• [DO THIS]: Reproduce all the lines below exactly and omit the images.
+++ MATERIAL FOR THE TASK +++
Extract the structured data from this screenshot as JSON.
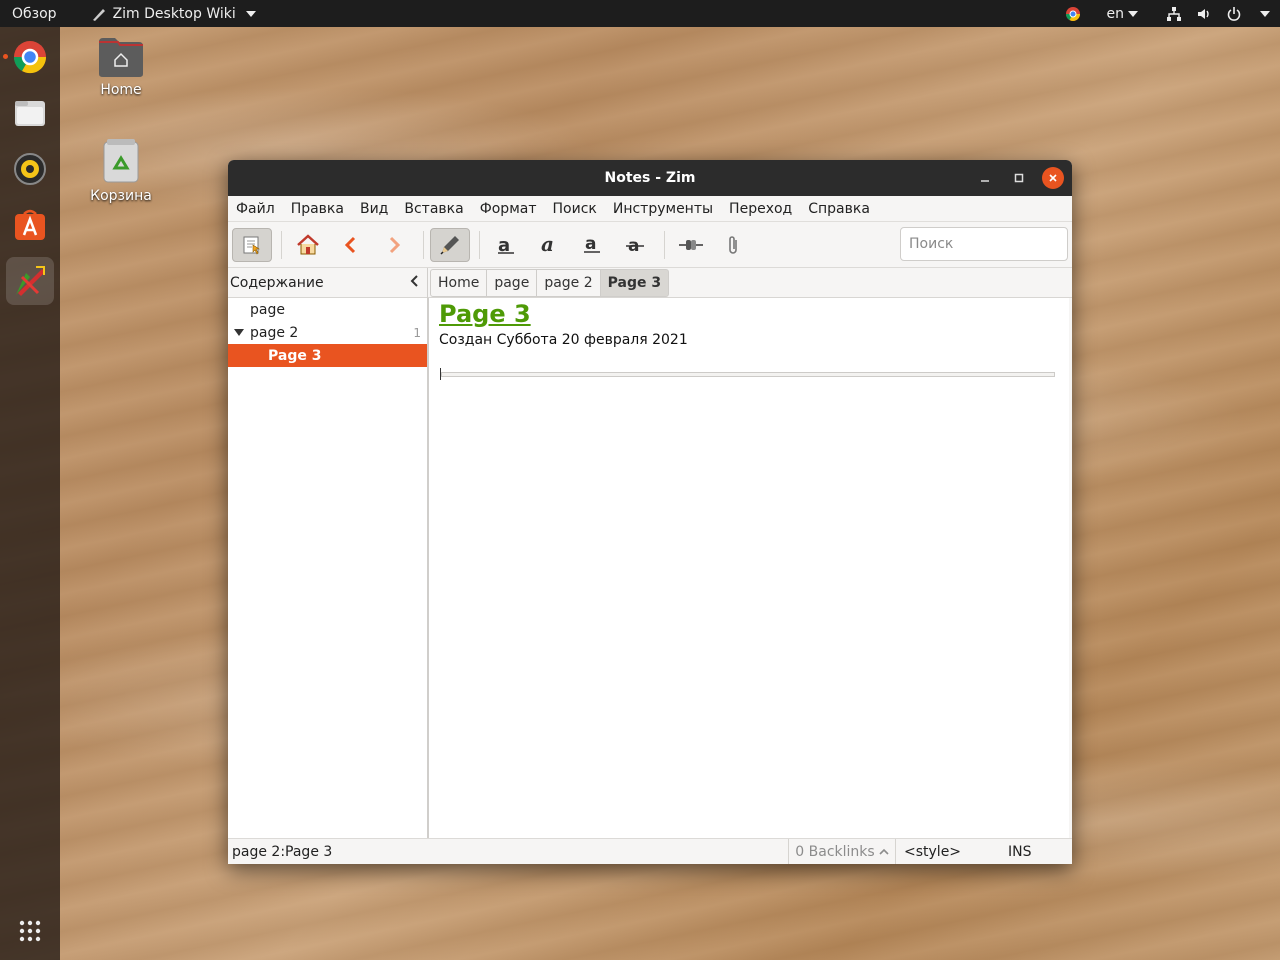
{
  "topbar": {
    "activities": "Обзор",
    "app_name": "Zim Desktop Wiki",
    "lang": "en"
  },
  "dock": {
    "items": [
      "chrome-icon",
      "files-icon",
      "rhythmbox-icon",
      "software-icon",
      "zim-icon"
    ],
    "apps_grid": "show-applications-icon"
  },
  "desktop": {
    "home_label": "Home",
    "trash_label": "Корзина"
  },
  "window": {
    "title": "Notes - Zim",
    "menu": [
      "Файл",
      "Правка",
      "Вид",
      "Вставка",
      "Формат",
      "Поиск",
      "Инструменты",
      "Переход",
      "Справка"
    ],
    "search_placeholder": "Поиск",
    "sidepane": {
      "header": "Содержание",
      "items": [
        {
          "label": "page"
        },
        {
          "label": "page 2",
          "count": "1"
        },
        {
          "label": "Page 3"
        }
      ]
    },
    "pathbar": [
      "Home",
      "page",
      "page 2",
      "Page 3"
    ],
    "page": {
      "title": "Page 3",
      "created": "Создан Суббота 20 февраля 2021"
    },
    "status": {
      "path": "page 2:Page 3",
      "backlinks": "0 Backlinks",
      "style": "<style>",
      "mode": "INS"
    }
  },
  "colors": {
    "accent": "#e95420",
    "title_green": "#4e9a06"
  }
}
+++
• [EXERCISE SOLUTION]:
Extract the structured data from this screenshot as JSON.
{
  "topbar": {
    "activities": "Обзор",
    "app_name": "Zim Desktop Wiki",
    "lang": "en"
  },
  "dock": {
    "items": [
      "chrome-icon",
      "files-icon",
      "rhythmbox-icon",
      "software-icon",
      "zim-icon"
    ],
    "apps_grid": "show-applications-icon"
  },
  "desktop": {
    "home_label": "Home",
    "trash_label": "Корзина"
  },
  "window": {
    "title": "Notes - Zim",
    "menu": [
      "Файл",
      "Правка",
      "Вид",
      "Вставка",
      "Формат",
      "Поиск",
      "Инструменты",
      "Переход",
      "Справка"
    ],
    "search_placeholder": "Поиск",
    "sidepane": {
      "header": "Содержание",
      "items": [
        {
          "label": "page"
        },
        {
          "label": "page 2",
          "count": "1"
        },
        {
          "label": "Page 3"
        }
      ]
    },
    "pathbar": [
      "Home",
      "page",
      "page 2",
      "Page 3"
    ],
    "page": {
      "title": "Page 3",
      "created": "Создан Суббота 20 февраля 2021"
    },
    "status": {
      "path": "page 2:Page 3",
      "backlinks": "0 Backlinks",
      "style": "<style>",
      "mode": "INS"
    }
  },
  "colors": {
    "accent": "#e95420",
    "title_green": "#4e9a06"
  }
}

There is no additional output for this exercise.